(Exercise):
Without including any pictures, copy each entry below exactly.
:::::
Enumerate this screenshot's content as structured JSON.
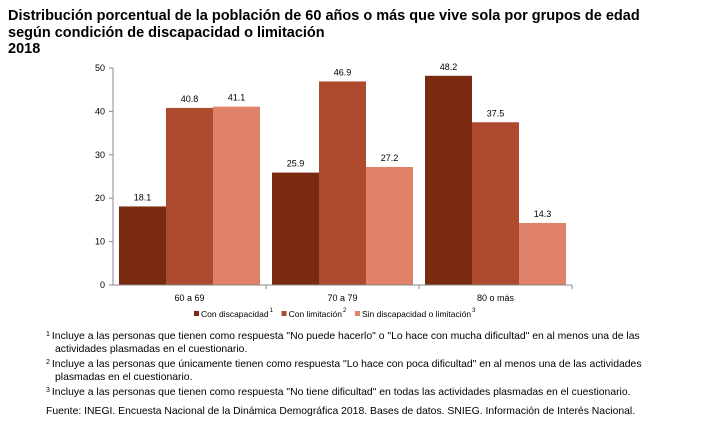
{
  "chart_data": {
    "type": "bar",
    "title": [
      "Distribución porcentual de la población de 60 años o más que vive sola por grupos de edad",
      "según condición de discapacidad o limitación",
      "2018"
    ],
    "categories": [
      "60 a 69",
      "70 a 79",
      "80 o más"
    ],
    "series": [
      {
        "name": "Con discapacidad",
        "sup": "1",
        "color": "#7B2A12",
        "values": [
          18.1,
          25.9,
          48.2
        ]
      },
      {
        "name": "Con limitación",
        "sup": "2",
        "color": "#AE4A2D",
        "values": [
          40.8,
          46.9,
          37.5
        ]
      },
      {
        "name": "Sin discapacidad o limitación",
        "sup": "3",
        "color": "#E0826A",
        "values": [
          41.1,
          27.2,
          14.3
        ]
      }
    ],
    "ylim": [
      0,
      50
    ],
    "yticks": [
      0,
      10,
      20,
      30,
      40,
      50
    ],
    "grid": false,
    "legend": "bottom",
    "xlabel": "",
    "ylabel": ""
  },
  "footnotes": [
    {
      "n": "1",
      "text": "Incluye a las personas que tienen como respuesta \"No puede hacerlo\" o \"Lo hace con mucha dificultad\" en al menos una de las actividades plasmadas en el cuestionario."
    },
    {
      "n": "2",
      "text": "Incluye a las personas que únicamente tienen como respuesta \"Lo hace con poca dificultad\" en al menos una de las actividades plasmadas en el cuestionario."
    },
    {
      "n": "3",
      "text": "Incluye a las personas que tienen como respuesta \"No tiene dificultad\" en todas las actividades plasmadas en el cuestionario."
    }
  ],
  "source": "Fuente: INEGI. Encuesta Nacional de la Dinámica Demográfica 2018. Bases de datos. SNIEG. Información de Interés Nacional."
}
:::::
(Complete output):
Enumerate this screenshot's content as structured JSON.
{
  "chart_data": {
    "type": "bar",
    "title": [
      "Distribución porcentual de la población de 60 años o más que vive sola por grupos de edad",
      "según condición de discapacidad o limitación",
      "2018"
    ],
    "categories": [
      "60 a 69",
      "70 a 79",
      "80 o más"
    ],
    "series": [
      {
        "name": "Con discapacidad",
        "sup": "1",
        "color": "#7B2A12",
        "values": [
          18.1,
          25.9,
          48.2
        ]
      },
      {
        "name": "Con limitación",
        "sup": "2",
        "color": "#AE4A2D",
        "values": [
          40.8,
          46.9,
          37.5
        ]
      },
      {
        "name": "Sin discapacidad o limitación",
        "sup": "3",
        "color": "#E0826A",
        "values": [
          41.1,
          27.2,
          14.3
        ]
      }
    ],
    "ylim": [
      0,
      50
    ],
    "yticks": [
      0,
      10,
      20,
      30,
      40,
      50
    ],
    "grid": false,
    "legend": "bottom",
    "xlabel": "",
    "ylabel": ""
  },
  "footnotes": [
    {
      "n": "1",
      "text": "Incluye a las personas que tienen como respuesta \"No puede hacerlo\" o \"Lo hace con mucha dificultad\" en al menos una de las actividades plasmadas en el cuestionario."
    },
    {
      "n": "2",
      "text": "Incluye a las personas que únicamente tienen como respuesta \"Lo hace con poca dificultad\" en al menos una de las actividades plasmadas en el cuestionario."
    },
    {
      "n": "3",
      "text": "Incluye a las personas que tienen como respuesta \"No tiene dificultad\" en todas las actividades plasmadas en el cuestionario."
    }
  ],
  "source": "Fuente: INEGI. Encuesta Nacional de la Dinámica Demográfica 2018. Bases de datos. SNIEG. Información de Interés Nacional."
}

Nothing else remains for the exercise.